[Data entries]
━━━━━━━━━━━━━━━━

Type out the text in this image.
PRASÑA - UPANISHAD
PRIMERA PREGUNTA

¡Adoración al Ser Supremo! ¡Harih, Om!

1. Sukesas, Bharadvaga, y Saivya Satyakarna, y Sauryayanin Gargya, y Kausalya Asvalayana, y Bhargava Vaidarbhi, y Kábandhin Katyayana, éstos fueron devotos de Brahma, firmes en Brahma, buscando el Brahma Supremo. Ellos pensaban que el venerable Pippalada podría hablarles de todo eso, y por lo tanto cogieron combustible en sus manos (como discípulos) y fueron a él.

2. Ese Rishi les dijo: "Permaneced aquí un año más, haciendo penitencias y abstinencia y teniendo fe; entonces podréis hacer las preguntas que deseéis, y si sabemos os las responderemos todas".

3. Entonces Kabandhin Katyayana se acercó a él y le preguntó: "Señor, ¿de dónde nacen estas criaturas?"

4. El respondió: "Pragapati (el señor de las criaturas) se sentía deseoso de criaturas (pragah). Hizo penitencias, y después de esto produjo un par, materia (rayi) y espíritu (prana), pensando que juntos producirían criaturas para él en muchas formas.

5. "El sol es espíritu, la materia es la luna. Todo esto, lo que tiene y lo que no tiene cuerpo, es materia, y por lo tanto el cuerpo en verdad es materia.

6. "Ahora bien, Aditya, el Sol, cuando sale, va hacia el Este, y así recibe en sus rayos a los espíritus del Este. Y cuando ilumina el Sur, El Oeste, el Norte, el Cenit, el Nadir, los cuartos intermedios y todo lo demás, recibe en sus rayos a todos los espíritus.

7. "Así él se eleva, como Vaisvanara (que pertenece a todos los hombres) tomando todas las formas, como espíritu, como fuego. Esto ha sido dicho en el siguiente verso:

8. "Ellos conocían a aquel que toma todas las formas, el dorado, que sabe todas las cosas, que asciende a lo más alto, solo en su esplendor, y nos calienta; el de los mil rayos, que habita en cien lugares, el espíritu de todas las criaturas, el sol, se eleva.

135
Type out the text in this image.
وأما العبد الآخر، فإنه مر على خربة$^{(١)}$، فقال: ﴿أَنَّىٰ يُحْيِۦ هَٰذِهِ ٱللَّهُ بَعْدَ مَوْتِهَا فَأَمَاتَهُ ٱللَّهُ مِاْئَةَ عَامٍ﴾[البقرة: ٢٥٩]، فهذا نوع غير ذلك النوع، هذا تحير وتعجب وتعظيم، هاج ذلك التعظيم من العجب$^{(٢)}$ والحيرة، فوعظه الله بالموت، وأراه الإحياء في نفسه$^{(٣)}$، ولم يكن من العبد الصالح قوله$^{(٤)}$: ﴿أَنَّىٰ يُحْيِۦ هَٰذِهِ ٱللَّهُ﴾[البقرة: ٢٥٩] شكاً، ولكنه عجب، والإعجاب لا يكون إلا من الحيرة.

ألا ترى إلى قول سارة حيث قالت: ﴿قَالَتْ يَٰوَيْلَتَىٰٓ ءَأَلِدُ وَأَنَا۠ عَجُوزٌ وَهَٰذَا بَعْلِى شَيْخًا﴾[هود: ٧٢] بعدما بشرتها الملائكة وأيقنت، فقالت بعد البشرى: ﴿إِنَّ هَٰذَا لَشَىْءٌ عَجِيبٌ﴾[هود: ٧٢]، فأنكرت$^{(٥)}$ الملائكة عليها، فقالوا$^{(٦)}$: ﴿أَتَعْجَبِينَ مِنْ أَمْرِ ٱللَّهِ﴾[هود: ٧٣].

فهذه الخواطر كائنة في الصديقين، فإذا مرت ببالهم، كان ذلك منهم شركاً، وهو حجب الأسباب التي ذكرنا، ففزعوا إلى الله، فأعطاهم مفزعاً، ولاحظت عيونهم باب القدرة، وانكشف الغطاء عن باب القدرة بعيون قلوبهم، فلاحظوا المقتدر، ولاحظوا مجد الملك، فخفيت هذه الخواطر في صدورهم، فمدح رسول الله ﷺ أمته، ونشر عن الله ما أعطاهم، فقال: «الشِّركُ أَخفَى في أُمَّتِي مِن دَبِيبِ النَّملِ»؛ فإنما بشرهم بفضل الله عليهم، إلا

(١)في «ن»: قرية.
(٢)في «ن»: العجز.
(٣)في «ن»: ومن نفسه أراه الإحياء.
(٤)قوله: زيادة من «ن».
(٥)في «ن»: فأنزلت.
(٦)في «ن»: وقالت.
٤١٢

━━━━━━━━━━━━━━━━

§ Short problem:
Give the number of lines in the material above that have the word "como" in them, and nothing more.

§ Full answer:
2